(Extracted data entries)
>> Start
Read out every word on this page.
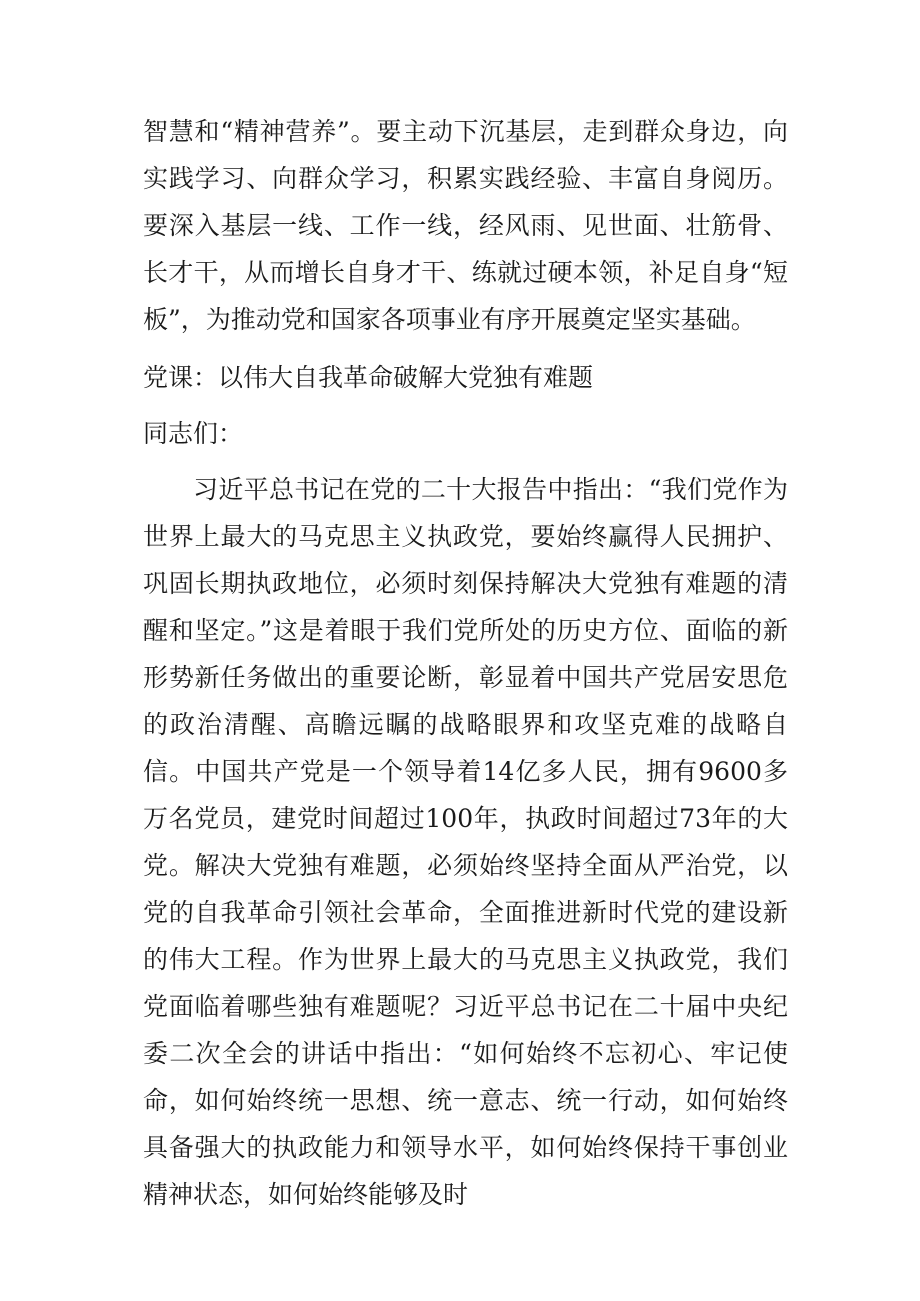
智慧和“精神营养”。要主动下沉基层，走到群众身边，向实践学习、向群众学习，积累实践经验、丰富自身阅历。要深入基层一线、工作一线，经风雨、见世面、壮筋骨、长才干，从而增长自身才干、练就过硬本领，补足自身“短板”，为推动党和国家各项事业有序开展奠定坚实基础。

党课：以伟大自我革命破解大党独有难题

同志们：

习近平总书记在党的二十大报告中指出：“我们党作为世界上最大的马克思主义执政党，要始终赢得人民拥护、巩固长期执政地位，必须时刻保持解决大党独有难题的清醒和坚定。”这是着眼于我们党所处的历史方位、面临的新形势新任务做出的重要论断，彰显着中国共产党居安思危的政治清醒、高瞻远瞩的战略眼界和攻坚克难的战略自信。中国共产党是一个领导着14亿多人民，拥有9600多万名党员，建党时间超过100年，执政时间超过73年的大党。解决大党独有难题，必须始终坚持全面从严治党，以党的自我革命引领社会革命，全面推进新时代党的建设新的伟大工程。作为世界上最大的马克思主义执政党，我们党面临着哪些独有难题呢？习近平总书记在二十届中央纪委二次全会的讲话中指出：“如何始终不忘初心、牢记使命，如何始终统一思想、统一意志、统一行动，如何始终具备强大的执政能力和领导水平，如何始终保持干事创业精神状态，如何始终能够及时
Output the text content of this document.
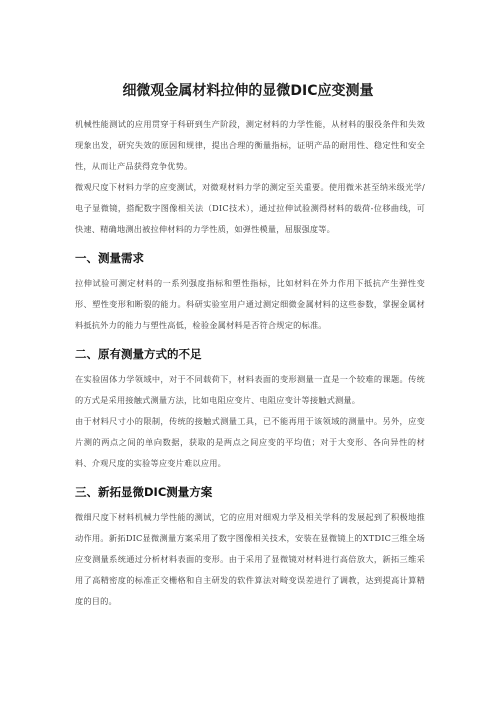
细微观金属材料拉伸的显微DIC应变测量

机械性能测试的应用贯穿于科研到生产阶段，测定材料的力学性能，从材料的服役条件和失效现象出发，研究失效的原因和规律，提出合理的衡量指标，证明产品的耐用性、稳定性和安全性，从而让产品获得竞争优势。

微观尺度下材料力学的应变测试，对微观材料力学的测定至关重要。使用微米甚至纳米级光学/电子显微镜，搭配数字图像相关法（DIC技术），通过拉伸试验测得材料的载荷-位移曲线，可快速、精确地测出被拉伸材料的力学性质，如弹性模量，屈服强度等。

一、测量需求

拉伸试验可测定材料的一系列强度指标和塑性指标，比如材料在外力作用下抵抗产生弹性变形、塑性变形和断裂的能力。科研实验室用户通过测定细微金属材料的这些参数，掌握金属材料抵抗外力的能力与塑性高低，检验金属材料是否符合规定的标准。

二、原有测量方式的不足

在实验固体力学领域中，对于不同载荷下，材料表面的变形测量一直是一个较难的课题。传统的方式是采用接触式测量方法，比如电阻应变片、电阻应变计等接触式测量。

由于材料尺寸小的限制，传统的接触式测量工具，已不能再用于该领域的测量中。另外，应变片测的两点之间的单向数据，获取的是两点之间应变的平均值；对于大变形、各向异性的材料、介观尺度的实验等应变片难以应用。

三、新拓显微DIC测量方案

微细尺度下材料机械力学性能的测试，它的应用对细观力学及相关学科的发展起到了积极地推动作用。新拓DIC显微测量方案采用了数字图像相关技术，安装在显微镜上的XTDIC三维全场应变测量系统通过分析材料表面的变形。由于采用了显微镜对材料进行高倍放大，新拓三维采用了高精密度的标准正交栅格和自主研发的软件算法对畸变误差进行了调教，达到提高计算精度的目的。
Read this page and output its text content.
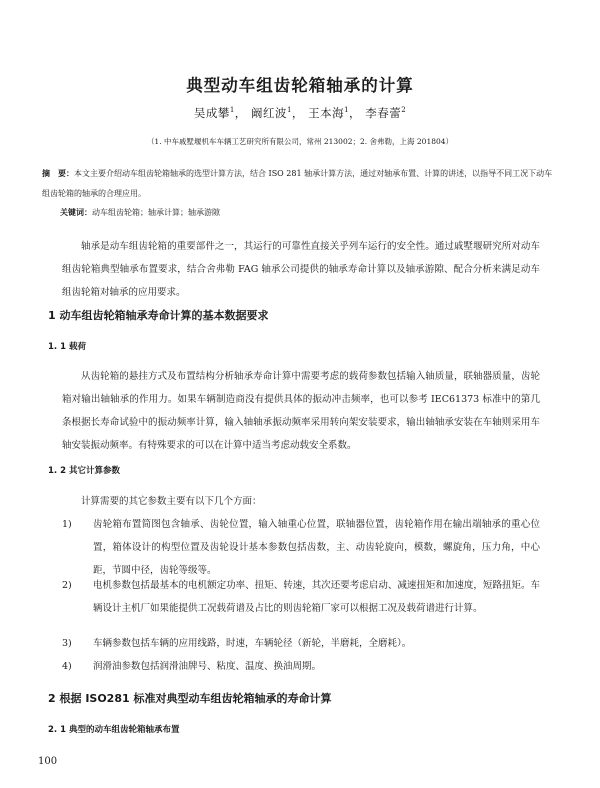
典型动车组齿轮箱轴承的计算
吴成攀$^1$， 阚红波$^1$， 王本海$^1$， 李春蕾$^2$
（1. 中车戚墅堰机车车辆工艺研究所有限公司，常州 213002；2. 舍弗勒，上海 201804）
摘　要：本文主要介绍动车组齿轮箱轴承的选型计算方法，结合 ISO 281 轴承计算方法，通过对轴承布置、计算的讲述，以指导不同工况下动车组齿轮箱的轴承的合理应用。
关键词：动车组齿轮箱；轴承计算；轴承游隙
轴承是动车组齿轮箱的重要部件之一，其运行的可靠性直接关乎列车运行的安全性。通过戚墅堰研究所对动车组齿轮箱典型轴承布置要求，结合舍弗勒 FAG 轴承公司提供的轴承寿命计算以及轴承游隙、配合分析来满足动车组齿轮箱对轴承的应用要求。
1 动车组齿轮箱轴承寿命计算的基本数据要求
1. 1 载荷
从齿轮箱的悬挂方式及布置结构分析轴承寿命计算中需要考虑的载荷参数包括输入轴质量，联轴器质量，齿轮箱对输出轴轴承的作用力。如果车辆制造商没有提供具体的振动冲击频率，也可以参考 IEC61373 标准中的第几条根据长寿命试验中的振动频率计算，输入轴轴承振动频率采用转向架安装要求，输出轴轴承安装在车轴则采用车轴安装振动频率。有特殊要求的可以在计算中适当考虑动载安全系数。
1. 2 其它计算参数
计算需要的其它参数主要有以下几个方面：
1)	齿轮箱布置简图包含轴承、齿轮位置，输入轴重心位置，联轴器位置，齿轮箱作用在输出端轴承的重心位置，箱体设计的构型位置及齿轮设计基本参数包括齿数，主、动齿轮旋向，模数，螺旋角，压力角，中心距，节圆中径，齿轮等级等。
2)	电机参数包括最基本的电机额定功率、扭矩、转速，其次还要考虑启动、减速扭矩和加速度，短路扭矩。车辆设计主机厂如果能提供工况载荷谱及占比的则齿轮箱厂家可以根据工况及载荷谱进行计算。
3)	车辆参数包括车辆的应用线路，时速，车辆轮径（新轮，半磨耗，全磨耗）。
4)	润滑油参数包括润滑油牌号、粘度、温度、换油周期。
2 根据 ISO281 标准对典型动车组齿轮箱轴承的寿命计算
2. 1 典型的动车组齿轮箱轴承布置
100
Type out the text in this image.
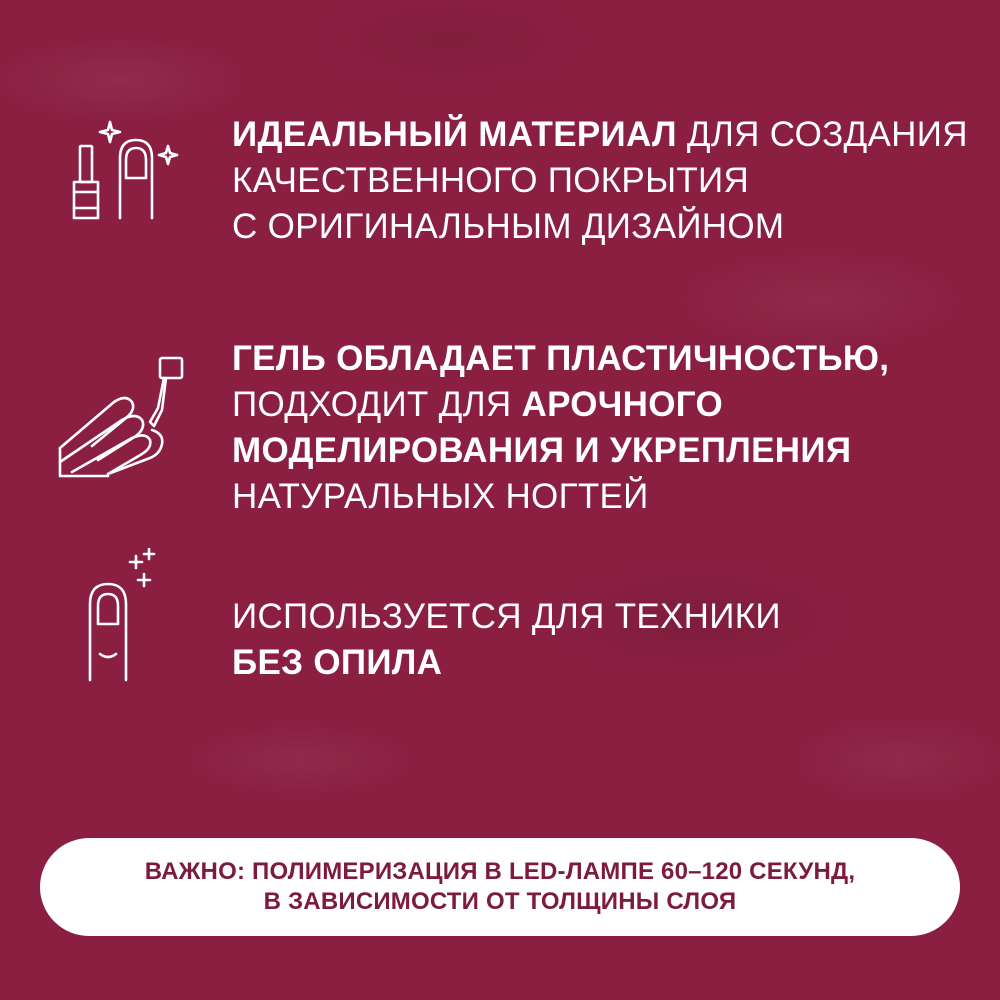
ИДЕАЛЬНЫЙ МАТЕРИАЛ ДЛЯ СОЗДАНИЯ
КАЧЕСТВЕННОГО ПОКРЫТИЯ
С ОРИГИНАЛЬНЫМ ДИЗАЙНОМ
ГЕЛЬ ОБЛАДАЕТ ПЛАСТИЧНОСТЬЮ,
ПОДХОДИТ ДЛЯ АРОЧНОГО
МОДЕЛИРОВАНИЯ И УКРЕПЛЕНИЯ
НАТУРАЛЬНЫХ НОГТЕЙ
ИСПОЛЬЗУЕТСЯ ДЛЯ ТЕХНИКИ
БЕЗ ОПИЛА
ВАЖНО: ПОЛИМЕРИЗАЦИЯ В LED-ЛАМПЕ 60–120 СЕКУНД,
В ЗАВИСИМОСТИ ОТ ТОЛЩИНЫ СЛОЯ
>> End
Exercise requirements: Filter lines by "text" and return each hit.

Correct answer:
Output the text content of this document.
Read this page and output its text content.
Type out the text in this image.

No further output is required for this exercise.